#### EXERCISE REQUIREMENTS:
Copy the data from its first line through the line holding "selected-compiler-label: Selected compiler", inclusive, swapping "close-icon" for "dismiss-icon" and changing nothing else.

··· RECORDED INFORMATION

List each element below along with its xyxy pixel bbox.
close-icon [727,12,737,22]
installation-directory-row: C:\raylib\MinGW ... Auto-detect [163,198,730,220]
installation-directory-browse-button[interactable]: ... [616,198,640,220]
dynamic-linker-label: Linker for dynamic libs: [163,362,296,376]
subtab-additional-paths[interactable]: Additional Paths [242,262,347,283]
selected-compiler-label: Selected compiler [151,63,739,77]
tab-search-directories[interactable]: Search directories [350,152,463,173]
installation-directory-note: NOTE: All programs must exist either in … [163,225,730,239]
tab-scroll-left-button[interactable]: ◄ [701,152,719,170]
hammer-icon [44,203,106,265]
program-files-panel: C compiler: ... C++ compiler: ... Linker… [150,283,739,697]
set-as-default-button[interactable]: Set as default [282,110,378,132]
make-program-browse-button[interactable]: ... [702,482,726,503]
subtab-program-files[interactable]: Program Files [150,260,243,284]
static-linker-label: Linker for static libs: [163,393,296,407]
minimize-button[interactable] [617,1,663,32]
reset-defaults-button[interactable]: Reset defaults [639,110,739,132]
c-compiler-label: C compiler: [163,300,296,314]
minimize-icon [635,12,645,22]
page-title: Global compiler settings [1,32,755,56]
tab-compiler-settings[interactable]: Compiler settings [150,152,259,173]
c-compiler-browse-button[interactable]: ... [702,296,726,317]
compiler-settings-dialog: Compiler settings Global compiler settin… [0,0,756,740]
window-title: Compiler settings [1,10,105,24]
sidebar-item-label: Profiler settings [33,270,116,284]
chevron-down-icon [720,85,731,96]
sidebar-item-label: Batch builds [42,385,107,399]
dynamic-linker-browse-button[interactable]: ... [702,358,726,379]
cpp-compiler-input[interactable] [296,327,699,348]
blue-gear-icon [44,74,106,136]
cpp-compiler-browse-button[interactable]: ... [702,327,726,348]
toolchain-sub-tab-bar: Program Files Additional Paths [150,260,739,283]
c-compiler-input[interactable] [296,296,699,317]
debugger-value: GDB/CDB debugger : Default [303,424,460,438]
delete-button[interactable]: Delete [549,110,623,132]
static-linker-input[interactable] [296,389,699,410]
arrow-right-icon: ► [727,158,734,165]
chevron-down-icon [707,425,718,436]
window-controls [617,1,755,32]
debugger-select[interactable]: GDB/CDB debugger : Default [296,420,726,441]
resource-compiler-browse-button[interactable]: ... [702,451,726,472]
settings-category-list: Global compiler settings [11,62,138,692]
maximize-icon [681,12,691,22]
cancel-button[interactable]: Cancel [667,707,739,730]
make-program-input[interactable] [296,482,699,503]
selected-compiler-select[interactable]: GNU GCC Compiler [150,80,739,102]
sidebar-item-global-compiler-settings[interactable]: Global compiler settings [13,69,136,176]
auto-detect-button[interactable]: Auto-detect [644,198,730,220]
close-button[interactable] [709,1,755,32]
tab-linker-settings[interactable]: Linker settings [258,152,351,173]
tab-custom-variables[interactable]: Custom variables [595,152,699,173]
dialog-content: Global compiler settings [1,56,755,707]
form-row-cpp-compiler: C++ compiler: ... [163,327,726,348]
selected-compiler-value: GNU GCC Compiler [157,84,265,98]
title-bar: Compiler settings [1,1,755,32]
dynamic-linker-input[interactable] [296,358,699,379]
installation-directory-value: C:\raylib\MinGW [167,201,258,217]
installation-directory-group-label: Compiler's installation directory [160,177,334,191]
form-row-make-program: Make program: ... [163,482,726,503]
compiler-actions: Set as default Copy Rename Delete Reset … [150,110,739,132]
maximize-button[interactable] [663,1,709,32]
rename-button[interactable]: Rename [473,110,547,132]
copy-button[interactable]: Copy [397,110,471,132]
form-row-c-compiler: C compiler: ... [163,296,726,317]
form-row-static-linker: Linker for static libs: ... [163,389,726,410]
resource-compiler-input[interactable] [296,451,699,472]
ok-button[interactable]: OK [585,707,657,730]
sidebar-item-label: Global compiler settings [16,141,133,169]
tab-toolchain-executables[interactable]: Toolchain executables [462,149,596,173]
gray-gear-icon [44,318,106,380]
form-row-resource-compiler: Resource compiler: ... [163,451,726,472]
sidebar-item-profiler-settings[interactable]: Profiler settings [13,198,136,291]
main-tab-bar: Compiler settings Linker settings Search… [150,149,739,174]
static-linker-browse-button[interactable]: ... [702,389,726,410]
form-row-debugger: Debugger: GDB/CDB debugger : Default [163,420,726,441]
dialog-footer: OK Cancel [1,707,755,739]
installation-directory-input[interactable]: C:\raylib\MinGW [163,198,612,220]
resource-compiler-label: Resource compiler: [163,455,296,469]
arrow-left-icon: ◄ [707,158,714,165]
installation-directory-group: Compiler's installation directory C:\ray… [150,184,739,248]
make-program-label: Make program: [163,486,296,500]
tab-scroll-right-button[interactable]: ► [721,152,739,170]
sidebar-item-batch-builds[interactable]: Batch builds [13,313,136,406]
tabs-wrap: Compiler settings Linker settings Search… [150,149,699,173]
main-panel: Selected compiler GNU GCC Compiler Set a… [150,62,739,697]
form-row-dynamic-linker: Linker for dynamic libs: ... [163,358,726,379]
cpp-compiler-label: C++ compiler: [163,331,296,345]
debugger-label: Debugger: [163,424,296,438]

······

#### TASK RESULT:
List each element below along with its xyxy pixel bbox.
dismiss-icon [727,12,737,22]
installation-directory-row: C:\raylib\MinGW ... Auto-detect [163,198,730,220]
installation-directory-browse-button[interactable]: ... [616,198,640,220]
dynamic-linker-label: Linker for dynamic libs: [163,362,296,376]
subtab-additional-paths[interactable]: Additional Paths [242,262,347,283]
selected-compiler-label: Selected compiler [151,63,739,77]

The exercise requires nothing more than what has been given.